:: Given exercise ::
Retype every entry exactly, character for character.

============================================================

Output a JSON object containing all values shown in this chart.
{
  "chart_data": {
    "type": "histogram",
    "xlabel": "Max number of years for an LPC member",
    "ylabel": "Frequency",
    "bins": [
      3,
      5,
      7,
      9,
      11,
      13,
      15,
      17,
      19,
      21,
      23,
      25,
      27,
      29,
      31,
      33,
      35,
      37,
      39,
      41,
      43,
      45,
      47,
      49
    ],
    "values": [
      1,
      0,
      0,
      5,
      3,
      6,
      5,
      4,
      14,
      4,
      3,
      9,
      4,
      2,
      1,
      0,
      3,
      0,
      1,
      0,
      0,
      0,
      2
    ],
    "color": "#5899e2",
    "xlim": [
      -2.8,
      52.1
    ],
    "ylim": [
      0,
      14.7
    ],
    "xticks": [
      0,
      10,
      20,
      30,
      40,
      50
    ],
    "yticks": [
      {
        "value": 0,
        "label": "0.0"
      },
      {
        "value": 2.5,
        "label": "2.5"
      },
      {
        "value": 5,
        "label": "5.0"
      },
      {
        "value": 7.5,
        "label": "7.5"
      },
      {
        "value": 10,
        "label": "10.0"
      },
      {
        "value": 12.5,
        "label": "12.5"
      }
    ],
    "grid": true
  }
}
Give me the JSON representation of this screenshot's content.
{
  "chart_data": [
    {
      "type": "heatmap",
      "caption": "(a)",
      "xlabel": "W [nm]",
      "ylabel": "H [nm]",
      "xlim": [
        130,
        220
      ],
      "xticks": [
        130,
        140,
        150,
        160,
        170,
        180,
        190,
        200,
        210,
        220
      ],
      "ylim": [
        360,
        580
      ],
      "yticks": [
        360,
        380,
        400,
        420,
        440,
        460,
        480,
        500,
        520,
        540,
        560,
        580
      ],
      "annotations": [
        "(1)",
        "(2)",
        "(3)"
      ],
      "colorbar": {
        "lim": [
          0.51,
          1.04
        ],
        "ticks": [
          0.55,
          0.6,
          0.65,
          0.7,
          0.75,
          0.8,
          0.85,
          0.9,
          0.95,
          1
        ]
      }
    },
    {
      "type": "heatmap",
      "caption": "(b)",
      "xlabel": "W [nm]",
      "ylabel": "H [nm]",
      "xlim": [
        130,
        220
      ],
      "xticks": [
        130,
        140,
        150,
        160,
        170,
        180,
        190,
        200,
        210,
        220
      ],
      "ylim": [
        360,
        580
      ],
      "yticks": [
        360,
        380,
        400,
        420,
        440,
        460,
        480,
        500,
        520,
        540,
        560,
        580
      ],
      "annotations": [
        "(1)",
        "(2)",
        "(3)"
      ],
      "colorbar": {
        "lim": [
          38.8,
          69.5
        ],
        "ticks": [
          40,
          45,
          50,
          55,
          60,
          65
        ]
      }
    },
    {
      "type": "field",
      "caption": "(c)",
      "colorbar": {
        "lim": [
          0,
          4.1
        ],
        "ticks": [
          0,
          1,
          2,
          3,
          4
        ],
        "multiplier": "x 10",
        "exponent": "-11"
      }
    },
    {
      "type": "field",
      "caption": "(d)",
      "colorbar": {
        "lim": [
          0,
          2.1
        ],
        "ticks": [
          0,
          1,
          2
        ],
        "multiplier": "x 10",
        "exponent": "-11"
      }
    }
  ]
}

============================================================

:: Answer for the task ::
Output a JSON object containing all values shown in this chart.
{
  "chart_data": {
    "type": "histogram",
    "xlabel": "Max number of years for an LPC member",
    "ylabel": "Frequency",
    "bins": [
      3,
      5,
      7,
      9,
      11,
      13,
      15,
      17,
      19,
      21,
      23,
      25,
      27,
      29,
      31,
      33,
      35,
      37,
      39,
      41,
      43,
      45,
      47,
      49
    ],
    "values": [
      1,
      0,
      0,
      5,
      3,
      6,
      5,
      4,
      14,
      4,
      3,
      9,
      4,
      2,
      1,
      0,
      3,
      0,
      1,
      0,
      0,
      0,
      2
    ],
    "color": "#5899e2",
    "xlim": [
      -2.8,
      52.1
    ],
    "ylim": [
      0,
      14.7
    ],
    "xticks": [
      0,
      10,
      20,
      30,
      40,
      50
    ],
    "yticks": [
      {
        "value": 0,
        "label": "0.0"
      },
      {
        "value": 2.5,
        "label": "2.5"
      },
      {
        "value": 5,
        "label": "5.0"
      },
      {
        "value": 7.5,
        "label": "7.5"
      },
      {
        "value": 10,
        "label": "10.0"
      },
      {
        "value": 12.5,
        "label": "12.5"
      }
    ],
    "grid": true
  }
}
Give me the JSON representation of this screenshot's content.
{
  "chart_data": [
    {
      "type": "heatmap",
      "caption": "(a)",
      "xlabel": "W [nm]",
      "ylabel": "H [nm]",
      "xlim": [
        130,
        220
      ],
      "xticks": [
        130,
        140,
        150,
        160,
        170,
        180,
        190,
        200,
        210,
        220
      ],
      "ylim": [
        360,
        580
      ],
      "yticks": [
        360,
        380,
        400,
        420,
        440,
        460,
        480,
        500,
        520,
        540,
        560,
        580
      ],
      "annotations": [
        "(1)",
        "(2)",
        "(3)"
      ],
      "colorbar": {
        "lim": [
          0.51,
          1.04
        ],
        "ticks": [
          0.55,
          0.6,
          0.65,
          0.7,
          0.75,
          0.8,
          0.85,
          0.9,
          0.95,
          1
        ]
      }
    },
    {
      "type": "heatmap",
      "caption": "(b)",
      "xlabel": "W [nm]",
      "ylabel": "H [nm]",
      "xlim": [
        130,
        220
      ],
      "xticks": [
        130,
        140,
        150,
        160,
        170,
        180,
        190,
        200,
        210,
        220
      ],
      "ylim": [
        360,
        580
      ],
      "yticks": [
        360,
        380,
        400,
        420,
        440,
        460,
        480,
        500,
        520,
        540,
        560,
        580
      ],
      "annotations": [
        "(1)",
        "(2)",
        "(3)"
      ],
      "colorbar": {
        "lim": [
          38.8,
          69.5
        ],
        "ticks": [
          40,
          45,
          50,
          55,
          60,
          65
        ]
      }
    },
    {
      "type": "field",
      "caption": "(c)",
      "colorbar": {
        "lim": [
          0,
          4.1
        ],
        "ticks": [
          0,
          1,
          2,
          3,
          4
        ],
        "multiplier": "x 10",
        "exponent": "-11"
      }
    },
    {
      "type": "field",
      "caption": "(d)",
      "colorbar": {
        "lim": [
          0,
          2.1
        ],
        "ticks": [
          0,
          1,
          2
        ],
        "multiplier": "x 10",
        "exponent": "-11"
      }
    }
  ]
}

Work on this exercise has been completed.